> _Given data_:

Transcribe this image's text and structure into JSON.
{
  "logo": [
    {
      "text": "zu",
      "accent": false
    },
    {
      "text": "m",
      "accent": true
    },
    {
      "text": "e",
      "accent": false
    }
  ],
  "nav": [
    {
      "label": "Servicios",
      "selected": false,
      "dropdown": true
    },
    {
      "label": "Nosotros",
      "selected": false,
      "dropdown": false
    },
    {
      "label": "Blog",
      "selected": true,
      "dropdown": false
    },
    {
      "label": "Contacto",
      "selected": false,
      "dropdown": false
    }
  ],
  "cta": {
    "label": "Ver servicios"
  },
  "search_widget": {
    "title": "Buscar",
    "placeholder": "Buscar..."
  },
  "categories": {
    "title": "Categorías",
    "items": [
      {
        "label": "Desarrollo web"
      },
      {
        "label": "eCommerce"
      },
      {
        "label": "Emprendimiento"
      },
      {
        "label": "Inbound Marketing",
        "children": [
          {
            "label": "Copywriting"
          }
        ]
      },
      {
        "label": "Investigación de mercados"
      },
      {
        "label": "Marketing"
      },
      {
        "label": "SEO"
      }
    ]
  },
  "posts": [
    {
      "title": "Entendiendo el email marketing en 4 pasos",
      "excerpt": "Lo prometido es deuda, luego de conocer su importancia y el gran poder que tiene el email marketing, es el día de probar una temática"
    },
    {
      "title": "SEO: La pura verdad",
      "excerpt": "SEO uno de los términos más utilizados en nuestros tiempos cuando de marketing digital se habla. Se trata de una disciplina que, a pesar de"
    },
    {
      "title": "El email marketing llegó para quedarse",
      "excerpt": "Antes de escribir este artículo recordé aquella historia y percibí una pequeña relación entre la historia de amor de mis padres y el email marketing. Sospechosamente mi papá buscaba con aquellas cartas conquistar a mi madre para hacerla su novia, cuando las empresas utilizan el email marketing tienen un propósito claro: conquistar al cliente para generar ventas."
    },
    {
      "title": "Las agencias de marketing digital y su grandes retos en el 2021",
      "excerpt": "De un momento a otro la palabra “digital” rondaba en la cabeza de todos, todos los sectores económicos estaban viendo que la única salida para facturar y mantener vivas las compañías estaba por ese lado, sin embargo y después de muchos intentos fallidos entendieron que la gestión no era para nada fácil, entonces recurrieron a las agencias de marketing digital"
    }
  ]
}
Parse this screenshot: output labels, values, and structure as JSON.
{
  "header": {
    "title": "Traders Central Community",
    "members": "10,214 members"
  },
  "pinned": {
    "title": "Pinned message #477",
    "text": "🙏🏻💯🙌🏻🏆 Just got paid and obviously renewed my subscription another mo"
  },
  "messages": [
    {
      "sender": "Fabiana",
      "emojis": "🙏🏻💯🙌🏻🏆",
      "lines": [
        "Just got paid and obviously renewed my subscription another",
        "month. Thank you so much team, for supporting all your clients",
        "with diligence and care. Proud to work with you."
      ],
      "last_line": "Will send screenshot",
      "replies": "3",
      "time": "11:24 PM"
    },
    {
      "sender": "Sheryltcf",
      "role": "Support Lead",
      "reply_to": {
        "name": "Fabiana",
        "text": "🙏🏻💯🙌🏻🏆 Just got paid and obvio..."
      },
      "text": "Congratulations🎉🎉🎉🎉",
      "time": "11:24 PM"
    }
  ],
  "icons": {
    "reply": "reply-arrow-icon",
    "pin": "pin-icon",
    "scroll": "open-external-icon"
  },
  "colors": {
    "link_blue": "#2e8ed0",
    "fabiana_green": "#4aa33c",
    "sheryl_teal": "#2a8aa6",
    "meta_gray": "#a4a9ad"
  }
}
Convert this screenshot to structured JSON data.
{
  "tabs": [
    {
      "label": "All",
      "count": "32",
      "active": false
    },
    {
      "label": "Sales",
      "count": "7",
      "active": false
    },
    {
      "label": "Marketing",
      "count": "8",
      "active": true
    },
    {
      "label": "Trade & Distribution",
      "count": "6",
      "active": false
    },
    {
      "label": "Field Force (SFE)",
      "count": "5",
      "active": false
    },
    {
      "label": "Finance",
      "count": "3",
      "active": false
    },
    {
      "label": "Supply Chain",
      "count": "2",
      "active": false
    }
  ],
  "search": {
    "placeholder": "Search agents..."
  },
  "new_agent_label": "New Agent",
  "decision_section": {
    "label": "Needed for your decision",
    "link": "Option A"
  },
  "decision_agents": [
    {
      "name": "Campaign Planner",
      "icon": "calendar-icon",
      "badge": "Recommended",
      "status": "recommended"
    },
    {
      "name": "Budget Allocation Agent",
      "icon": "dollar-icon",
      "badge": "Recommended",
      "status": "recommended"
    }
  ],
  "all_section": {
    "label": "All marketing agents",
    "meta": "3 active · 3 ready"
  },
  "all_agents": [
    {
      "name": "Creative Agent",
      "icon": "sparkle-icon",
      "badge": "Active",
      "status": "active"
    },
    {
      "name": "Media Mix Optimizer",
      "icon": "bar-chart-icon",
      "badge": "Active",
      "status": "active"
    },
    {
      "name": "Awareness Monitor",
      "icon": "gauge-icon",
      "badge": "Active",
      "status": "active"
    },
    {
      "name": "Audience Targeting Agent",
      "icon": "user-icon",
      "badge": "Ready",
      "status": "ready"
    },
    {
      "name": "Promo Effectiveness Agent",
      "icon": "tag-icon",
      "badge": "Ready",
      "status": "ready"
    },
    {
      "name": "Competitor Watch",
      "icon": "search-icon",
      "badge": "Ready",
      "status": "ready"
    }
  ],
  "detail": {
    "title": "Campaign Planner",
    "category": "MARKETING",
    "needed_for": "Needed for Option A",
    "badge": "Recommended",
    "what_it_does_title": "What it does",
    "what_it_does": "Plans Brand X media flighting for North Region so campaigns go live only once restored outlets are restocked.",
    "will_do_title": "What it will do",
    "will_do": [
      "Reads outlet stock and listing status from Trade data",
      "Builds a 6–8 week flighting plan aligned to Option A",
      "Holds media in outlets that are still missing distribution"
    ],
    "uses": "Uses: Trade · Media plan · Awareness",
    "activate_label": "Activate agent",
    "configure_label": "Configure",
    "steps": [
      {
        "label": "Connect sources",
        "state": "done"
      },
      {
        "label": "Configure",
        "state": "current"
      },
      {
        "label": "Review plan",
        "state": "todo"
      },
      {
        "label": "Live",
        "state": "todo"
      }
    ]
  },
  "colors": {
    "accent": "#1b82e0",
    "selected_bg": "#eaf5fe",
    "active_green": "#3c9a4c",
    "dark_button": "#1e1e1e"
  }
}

> _Stated problem_:
Can you reproduce all the material exactly?

> _Task answer_:
Transcribe this image's text and structure into JSON.
{
  "logo": [
    {
      "text": "zu",
      "accent": false
    },
    {
      "text": "m",
      "accent": true
    },
    {
      "text": "e",
      "accent": false
    }
  ],
  "nav": [
    {
      "label": "Servicios",
      "selected": false,
      "dropdown": true
    },
    {
      "label": "Nosotros",
      "selected": false,
      "dropdown": false
    },
    {
      "label": "Blog",
      "selected": true,
      "dropdown": false
    },
    {
      "label": "Contacto",
      "selected": false,
      "dropdown": false
    }
  ],
  "cta": {
    "label": "Ver servicios"
  },
  "search_widget": {
    "title": "Buscar",
    "placeholder": "Buscar..."
  },
  "categories": {
    "title": "Categorías",
    "items": [
      {
        "label": "Desarrollo web"
      },
      {
        "label": "eCommerce"
      },
      {
        "label": "Emprendimiento"
      },
      {
        "label": "Inbound Marketing",
        "children": [
          {
            "label": "Copywriting"
          }
        ]
      },
      {
        "label": "Investigación de mercados"
      },
      {
        "label": "Marketing"
      },
      {
        "label": "SEO"
      }
    ]
  },
  "posts": [
    {
      "title": "Entendiendo el email marketing en 4 pasos",
      "excerpt": "Lo prometido es deuda, luego de conocer su importancia y el gran poder que tiene el email marketing, es el día de probar una temática"
    },
    {
      "title": "SEO: La pura verdad",
      "excerpt": "SEO uno de los términos más utilizados en nuestros tiempos cuando de marketing digital se habla. Se trata de una disciplina que, a pesar de"
    },
    {
      "title": "El email marketing llegó para quedarse",
      "excerpt": "Antes de escribir este artículo recordé aquella historia y percibí una pequeña relación entre la historia de amor de mis padres y el email marketing. Sospechosamente mi papá buscaba con aquellas cartas conquistar a mi madre para hacerla su novia, cuando las empresas utilizan el email marketing tienen un propósito claro: conquistar al cliente para generar ventas."
    },
    {
      "title": "Las agencias de marketing digital y su grandes retos en el 2021",
      "excerpt": "De un momento a otro la palabra “digital” rondaba en la cabeza de todos, todos los sectores económicos estaban viendo que la única salida para facturar y mantener vivas las compañías estaba por ese lado, sin embargo y después de muchos intentos fallidos entendieron que la gestión no era para nada fácil, entonces recurrieron a las agencias de marketing digital"
    }
  ]
}
Parse this screenshot: output labels, values, and structure as JSON.
{
  "header": {
    "title": "Traders Central Community",
    "members": "10,214 members"
  },
  "pinned": {
    "title": "Pinned message #477",
    "text": "🙏🏻💯🙌🏻🏆 Just got paid and obviously renewed my subscription another mo"
  },
  "messages": [
    {
      "sender": "Fabiana",
      "emojis": "🙏🏻💯🙌🏻🏆",
      "lines": [
        "Just got paid and obviously renewed my subscription another",
        "month. Thank you so much team, for supporting all your clients",
        "with diligence and care. Proud to work with you."
      ],
      "last_line": "Will send screenshot",
      "replies": "3",
      "time": "11:24 PM"
    },
    {
      "sender": "Sheryltcf",
      "role": "Support Lead",
      "reply_to": {
        "name": "Fabiana",
        "text": "🙏🏻💯🙌🏻🏆 Just got paid and obvio..."
      },
      "text": "Congratulations🎉🎉🎉🎉",
      "time": "11:24 PM"
    }
  ],
  "icons": {
    "reply": "reply-arrow-icon",
    "pin": "pin-icon",
    "scroll": "open-external-icon"
  },
  "colors": {
    "link_blue": "#2e8ed0",
    "fabiana_green": "#4aa33c",
    "sheryl_teal": "#2a8aa6",
    "meta_gray": "#a4a9ad"
  }
}
Convert this screenshot to structured JSON data.
{
  "tabs": [
    {
      "label": "All",
      "count": "32",
      "active": false
    },
    {
      "label": "Sales",
      "count": "7",
      "active": false
    },
    {
      "label": "Marketing",
      "count": "8",
      "active": true
    },
    {
      "label": "Trade & Distribution",
      "count": "6",
      "active": false
    },
    {
      "label": "Field Force (SFE)",
      "count": "5",
      "active": false
    },
    {
      "label": "Finance",
      "count": "3",
      "active": false
    },
    {
      "label": "Supply Chain",
      "count": "2",
      "active": false
    }
  ],
  "search": {
    "placeholder": "Search agents..."
  },
  "new_agent_label": "New Agent",
  "decision_section": {
    "label": "Needed for your decision",
    "link": "Option A"
  },
  "decision_agents": [
    {
      "name": "Campaign Planner",
      "icon": "calendar-icon",
      "badge": "Recommended",
      "status": "recommended"
    },
    {
      "name": "Budget Allocation Agent",
      "icon": "dollar-icon",
      "badge": "Recommended",
      "status": "recommended"
    }
  ],
  "all_section": {
    "label": "All marketing agents",
    "meta": "3 active · 3 ready"
  },
  "all_agents": [
    {
      "name": "Creative Agent",
      "icon": "sparkle-icon",
      "badge": "Active",
      "status": "active"
    },
    {
      "name": "Media Mix Optimizer",
      "icon": "bar-chart-icon",
      "badge": "Active",
      "status": "active"
    },
    {
      "name": "Awareness Monitor",
      "icon": "gauge-icon",
      "badge": "Active",
      "status": "active"
    },
    {
      "name": "Audience Targeting Agent",
      "icon": "user-icon",
      "badge": "Ready",
      "status": "ready"
    },
    {
      "name": "Promo Effectiveness Agent",
      "icon": "tag-icon",
      "badge": "Ready",
      "status": "ready"
    },
    {
      "name": "Competitor Watch",
      "icon": "search-icon",
      "badge": "Ready",
      "status": "ready"
    }
  ],
  "detail": {
    "title": "Campaign Planner",
    "category": "MARKETING",
    "needed_for": "Needed for Option A",
    "badge": "Recommended",
    "what_it_does_title": "What it does",
    "what_it_does": "Plans Brand X media flighting for North Region so campaigns go live only once restored outlets are restocked.",
    "will_do_title": "What it will do",
    "will_do": [
      "Reads outlet stock and listing status from Trade data",
      "Builds a 6–8 week flighting plan aligned to Option A",
      "Holds media in outlets that are still missing distribution"
    ],
    "uses": "Uses: Trade · Media plan · Awareness",
    "activate_label": "Activate agent",
    "configure_label": "Configure",
    "steps": [
      {
        "label": "Connect sources",
        "state": "done"
      },
      {
        "label": "Configure",
        "state": "current"
      },
      {
        "label": "Review plan",
        "state": "todo"
      },
      {
        "label": "Live",
        "state": "todo"
      }
    ]
  },
  "colors": {
    "accent": "#1b82e0",
    "selected_bg": "#eaf5fe",
    "active_green": "#3c9a4c",
    "dark_button": "#1e1e1e"
  }
}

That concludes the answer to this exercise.